**STATED GOAL:** Leave out the pictures and restate the rest of the data exactly.

>>>>

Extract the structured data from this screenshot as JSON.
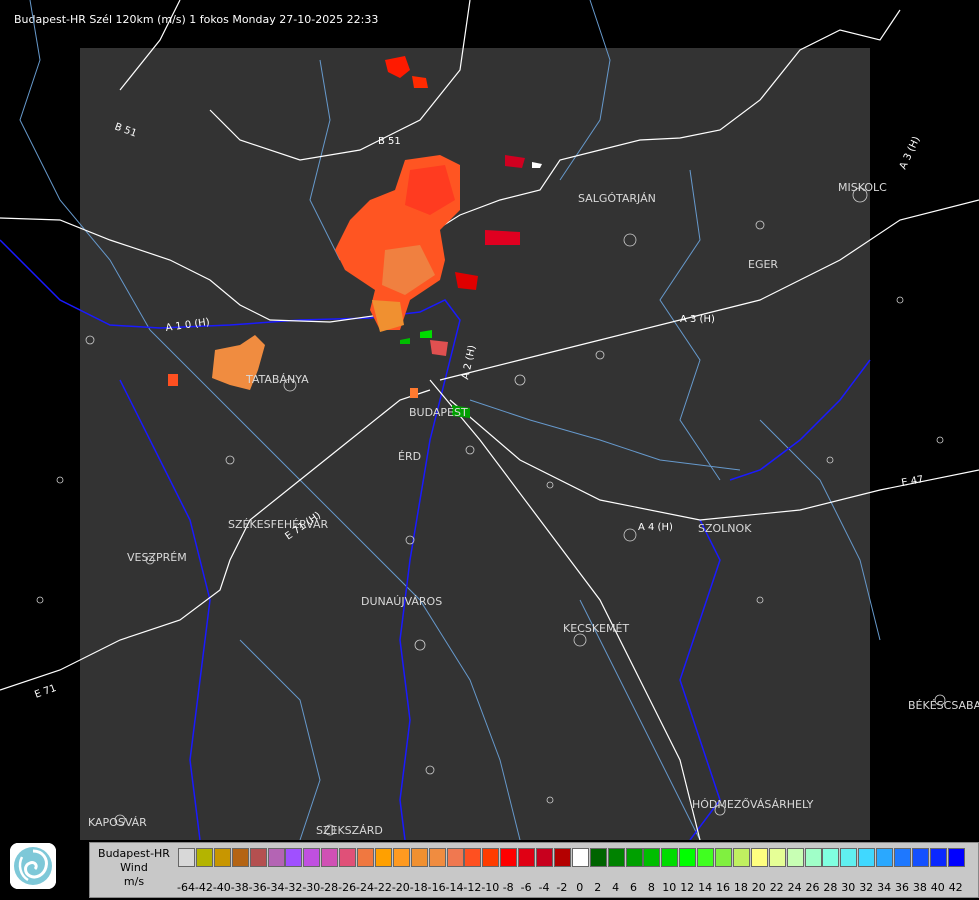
{
  "header": {
    "title": "Budapest-HR Szél 120km (m/s) 1 fokos Monday 27-10-2025 22:33"
  },
  "map": {
    "cities": [
      {
        "name": "SALGÓTARJÁN",
        "id": "salgotarjan"
      },
      {
        "name": "MISKOLC",
        "id": "miskolc"
      },
      {
        "name": "EGER",
        "id": "eger"
      },
      {
        "name": "TATABÁNYA",
        "id": "tatabanya"
      },
      {
        "name": "BUDAPEST",
        "id": "budapest"
      },
      {
        "name": "ÉRD",
        "id": "erd"
      },
      {
        "name": "SZÉKESFEHÉRVÁR",
        "id": "szekesfehervar"
      },
      {
        "name": "VESZPRÉM",
        "id": "veszprem"
      },
      {
        "name": "DUNAÚJVÁROS",
        "id": "dunaujvaros"
      },
      {
        "name": "KECSKEMÉT",
        "id": "kecskemet"
      },
      {
        "name": "SZOLNOK",
        "id": "szolnok"
      },
      {
        "name": "BÉKÉSCSABA",
        "id": "bekescsaba"
      },
      {
        "name": "HÓDMEZŐVÁSÁRHELY",
        "id": "hodmezovasarhely"
      },
      {
        "name": "KAPOSVÁR",
        "id": "kaposvar"
      },
      {
        "name": "SZEKSZÁRD",
        "id": "szekszard"
      }
    ],
    "roads": [
      {
        "name": "B 51",
        "id": "b51-a"
      },
      {
        "name": "B 51",
        "id": "b51-b"
      },
      {
        "name": "A 1 0 (H)",
        "id": "a10"
      },
      {
        "name": "A 2 (H)",
        "id": "a2"
      },
      {
        "name": "A 3 (H)",
        "id": "a3"
      },
      {
        "name": "A 3 (H)",
        "id": "a3-b"
      },
      {
        "name": "A 4 (H)",
        "id": "a4"
      },
      {
        "name": "E 47",
        "id": "e47"
      },
      {
        "name": "E 71 (H)",
        "id": "e71"
      },
      {
        "name": "E 71",
        "id": "e71-b"
      }
    ],
    "colors": {
      "coverage": "#333333",
      "borders": "#ffffff",
      "rivers": "#1a1aff",
      "county": "#6699cc"
    }
  },
  "legend": {
    "label_line1": "Budapest-HR",
    "label_line2": "Wind",
    "label_line3": "m/s",
    "levels": [
      {
        "v": "-64",
        "c": "#d8d8d8"
      },
      {
        "v": "-42",
        "c": "#b4b400"
      },
      {
        "v": "-40",
        "c": "#c89600"
      },
      {
        "v": "-38",
        "c": "#b46414"
      },
      {
        "v": "-36",
        "c": "#b45050"
      },
      {
        "v": "-34",
        "c": "#b464b4"
      },
      {
        "v": "-32",
        "c": "#a050ff"
      },
      {
        "v": "-30",
        "c": "#c050e0"
      },
      {
        "v": "-28",
        "c": "#d050b4"
      },
      {
        "v": "-26",
        "c": "#e05078"
      },
      {
        "v": "-24",
        "c": "#f07840"
      },
      {
        "v": "-22",
        "c": "#ffa000"
      },
      {
        "v": "-20",
        "c": "#ff9a20"
      },
      {
        "v": "-18",
        "c": "#f09030"
      },
      {
        "v": "-16",
        "c": "#f08c40"
      },
      {
        "v": "-14",
        "c": "#f07850"
      },
      {
        "v": "-12",
        "c": "#ff5020"
      },
      {
        "v": "-10",
        "c": "#ff3c00"
      },
      {
        "v": "-8",
        "c": "#ff0000"
      },
      {
        "v": "-6",
        "c": "#e00014"
      },
      {
        "v": "-4",
        "c": "#c8001e"
      },
      {
        "v": "-2",
        "c": "#b40000"
      },
      {
        "v": "0",
        "c": "#ffffff"
      },
      {
        "v": "2",
        "c": "#006400"
      },
      {
        "v": "4",
        "c": "#008200"
      },
      {
        "v": "6",
        "c": "#00a000"
      },
      {
        "v": "8",
        "c": "#00be00"
      },
      {
        "v": "10",
        "c": "#00dc00"
      },
      {
        "v": "12",
        "c": "#00ff00"
      },
      {
        "v": "14",
        "c": "#40ff20"
      },
      {
        "v": "16",
        "c": "#80f040"
      },
      {
        "v": "18",
        "c": "#c0f060"
      },
      {
        "v": "20",
        "c": "#ffff80"
      },
      {
        "v": "22",
        "c": "#e6ff96"
      },
      {
        "v": "24",
        "c": "#c8ffb4"
      },
      {
        "v": "26",
        "c": "#a0ffc8"
      },
      {
        "v": "28",
        "c": "#80ffe0"
      },
      {
        "v": "30",
        "c": "#60f0f0"
      },
      {
        "v": "32",
        "c": "#40d8ff"
      },
      {
        "v": "34",
        "c": "#2aa8ff"
      },
      {
        "v": "36",
        "c": "#1e78ff"
      },
      {
        "v": "38",
        "c": "#1450ff"
      },
      {
        "v": "40",
        "c": "#0a28ff"
      },
      {
        "v": "42",
        "c": "#0000ff"
      }
    ]
  }
}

<<<<

**SOLUTION TO THE EXERCISE:**
Extract the structured data from this screenshot as JSON.
{
  "header": {
    "title": "Budapest-HR Szél 120km (m/s) 1 fokos Monday 27-10-2025 22:33"
  },
  "map": {
    "cities": [
      {
        "name": "SALGÓTARJÁN",
        "id": "salgotarjan"
      },
      {
        "name": "MISKOLC",
        "id": "miskolc"
      },
      {
        "name": "EGER",
        "id": "eger"
      },
      {
        "name": "TATABÁNYA",
        "id": "tatabanya"
      },
      {
        "name": "BUDAPEST",
        "id": "budapest"
      },
      {
        "name": "ÉRD",
        "id": "erd"
      },
      {
        "name": "SZÉKESFEHÉRVÁR",
        "id": "szekesfehervar"
      },
      {
        "name": "VESZPRÉM",
        "id": "veszprem"
      },
      {
        "name": "DUNAÚJVÁROS",
        "id": "dunaujvaros"
      },
      {
        "name": "KECSKEMÉT",
        "id": "kecskemet"
      },
      {
        "name": "SZOLNOK",
        "id": "szolnok"
      },
      {
        "name": "BÉKÉSCSABA",
        "id": "bekescsaba"
      },
      {
        "name": "HÓDMEZŐVÁSÁRHELY",
        "id": "hodmezovasarhely"
      },
      {
        "name": "KAPOSVÁR",
        "id": "kaposvar"
      },
      {
        "name": "SZEKSZÁRD",
        "id": "szekszard"
      }
    ],
    "roads": [
      {
        "name": "B 51",
        "id": "b51-a"
      },
      {
        "name": "B 51",
        "id": "b51-b"
      },
      {
        "name": "A 1 0 (H)",
        "id": "a10"
      },
      {
        "name": "A 2 (H)",
        "id": "a2"
      },
      {
        "name": "A 3 (H)",
        "id": "a3"
      },
      {
        "name": "A 3 (H)",
        "id": "a3-b"
      },
      {
        "name": "A 4 (H)",
        "id": "a4"
      },
      {
        "name": "E 47",
        "id": "e47"
      },
      {
        "name": "E 71 (H)",
        "id": "e71"
      },
      {
        "name": "E 71",
        "id": "e71-b"
      }
    ],
    "colors": {
      "coverage": "#333333",
      "borders": "#ffffff",
      "rivers": "#1a1aff",
      "county": "#6699cc"
    }
  },
  "legend": {
    "label_line1": "Budapest-HR",
    "label_line2": "Wind",
    "label_line3": "m/s",
    "levels": [
      {
        "v": "-64",
        "c": "#d8d8d8"
      },
      {
        "v": "-42",
        "c": "#b4b400"
      },
      {
        "v": "-40",
        "c": "#c89600"
      },
      {
        "v": "-38",
        "c": "#b46414"
      },
      {
        "v": "-36",
        "c": "#b45050"
      },
      {
        "v": "-34",
        "c": "#b464b4"
      },
      {
        "v": "-32",
        "c": "#a050ff"
      },
      {
        "v": "-30",
        "c": "#c050e0"
      },
      {
        "v": "-28",
        "c": "#d050b4"
      },
      {
        "v": "-26",
        "c": "#e05078"
      },
      {
        "v": "-24",
        "c": "#f07840"
      },
      {
        "v": "-22",
        "c": "#ffa000"
      },
      {
        "v": "-20",
        "c": "#ff9a20"
      },
      {
        "v": "-18",
        "c": "#f09030"
      },
      {
        "v": "-16",
        "c": "#f08c40"
      },
      {
        "v": "-14",
        "c": "#f07850"
      },
      {
        "v": "-12",
        "c": "#ff5020"
      },
      {
        "v": "-10",
        "c": "#ff3c00"
      },
      {
        "v": "-8",
        "c": "#ff0000"
      },
      {
        "v": "-6",
        "c": "#e00014"
      },
      {
        "v": "-4",
        "c": "#c8001e"
      },
      {
        "v": "-2",
        "c": "#b40000"
      },
      {
        "v": "0",
        "c": "#ffffff"
      },
      {
        "v": "2",
        "c": "#006400"
      },
      {
        "v": "4",
        "c": "#008200"
      },
      {
        "v": "6",
        "c": "#00a000"
      },
      {
        "v": "8",
        "c": "#00be00"
      },
      {
        "v": "10",
        "c": "#00dc00"
      },
      {
        "v": "12",
        "c": "#00ff00"
      },
      {
        "v": "14",
        "c": "#40ff20"
      },
      {
        "v": "16",
        "c": "#80f040"
      },
      {
        "v": "18",
        "c": "#c0f060"
      },
      {
        "v": "20",
        "c": "#ffff80"
      },
      {
        "v": "22",
        "c": "#e6ff96"
      },
      {
        "v": "24",
        "c": "#c8ffb4"
      },
      {
        "v": "26",
        "c": "#a0ffc8"
      },
      {
        "v": "28",
        "c": "#80ffe0"
      },
      {
        "v": "30",
        "c": "#60f0f0"
      },
      {
        "v": "32",
        "c": "#40d8ff"
      },
      {
        "v": "34",
        "c": "#2aa8ff"
      },
      {
        "v": "36",
        "c": "#1e78ff"
      },
      {
        "v": "38",
        "c": "#1450ff"
      },
      {
        "v": "40",
        "c": "#0a28ff"
      },
      {
        "v": "42",
        "c": "#0000ff"
      }
    ]
  }
}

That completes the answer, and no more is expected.